*WHAT IS NEEDED:* Sift the material for lines containing "leaf", and return them.

*ENTRIES PROVIDED:*
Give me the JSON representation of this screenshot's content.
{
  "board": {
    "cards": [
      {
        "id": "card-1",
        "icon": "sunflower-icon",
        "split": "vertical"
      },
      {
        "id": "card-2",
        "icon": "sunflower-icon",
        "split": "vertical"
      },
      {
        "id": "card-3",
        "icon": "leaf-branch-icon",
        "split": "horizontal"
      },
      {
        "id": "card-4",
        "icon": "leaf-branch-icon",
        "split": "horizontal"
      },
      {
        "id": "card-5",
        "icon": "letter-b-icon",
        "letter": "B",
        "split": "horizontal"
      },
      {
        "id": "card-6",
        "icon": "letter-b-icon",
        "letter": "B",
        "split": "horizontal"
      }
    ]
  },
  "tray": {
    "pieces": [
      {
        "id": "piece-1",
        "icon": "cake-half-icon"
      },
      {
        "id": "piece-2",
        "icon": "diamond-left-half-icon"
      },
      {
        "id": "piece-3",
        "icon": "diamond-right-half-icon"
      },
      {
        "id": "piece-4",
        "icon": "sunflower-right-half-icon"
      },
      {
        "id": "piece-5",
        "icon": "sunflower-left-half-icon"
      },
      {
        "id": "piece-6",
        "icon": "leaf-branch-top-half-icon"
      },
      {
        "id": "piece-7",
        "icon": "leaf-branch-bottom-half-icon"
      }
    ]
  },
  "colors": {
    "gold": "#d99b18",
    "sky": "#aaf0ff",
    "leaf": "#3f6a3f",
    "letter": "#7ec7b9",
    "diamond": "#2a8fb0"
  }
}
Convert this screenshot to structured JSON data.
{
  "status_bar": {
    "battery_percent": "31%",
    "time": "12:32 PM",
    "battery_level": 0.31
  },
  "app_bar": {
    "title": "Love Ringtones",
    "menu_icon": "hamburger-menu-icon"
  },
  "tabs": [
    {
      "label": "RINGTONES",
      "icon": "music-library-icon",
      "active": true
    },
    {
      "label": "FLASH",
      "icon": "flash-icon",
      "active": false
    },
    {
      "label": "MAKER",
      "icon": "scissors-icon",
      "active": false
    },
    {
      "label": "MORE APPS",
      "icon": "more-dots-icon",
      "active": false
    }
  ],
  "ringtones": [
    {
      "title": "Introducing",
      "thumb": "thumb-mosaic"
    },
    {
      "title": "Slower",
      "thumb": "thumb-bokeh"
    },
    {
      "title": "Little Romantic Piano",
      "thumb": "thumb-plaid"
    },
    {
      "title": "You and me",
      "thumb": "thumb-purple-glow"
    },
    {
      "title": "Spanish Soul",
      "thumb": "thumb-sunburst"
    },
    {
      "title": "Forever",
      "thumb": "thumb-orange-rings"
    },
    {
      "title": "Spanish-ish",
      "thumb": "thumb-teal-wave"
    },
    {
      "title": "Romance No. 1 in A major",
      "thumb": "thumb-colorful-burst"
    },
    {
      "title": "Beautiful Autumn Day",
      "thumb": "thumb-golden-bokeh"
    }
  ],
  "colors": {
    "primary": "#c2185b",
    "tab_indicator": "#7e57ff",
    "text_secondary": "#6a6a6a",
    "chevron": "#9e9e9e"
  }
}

*RESULT FOR THIS EXERCISE:*
        "icon": "leaf-branch-icon",
        "icon": "leaf-branch-icon",
        "icon": "leaf-branch-top-half-icon"
        "icon": "leaf-branch-bottom-half-icon"
    "leaf": "#3f6a3f",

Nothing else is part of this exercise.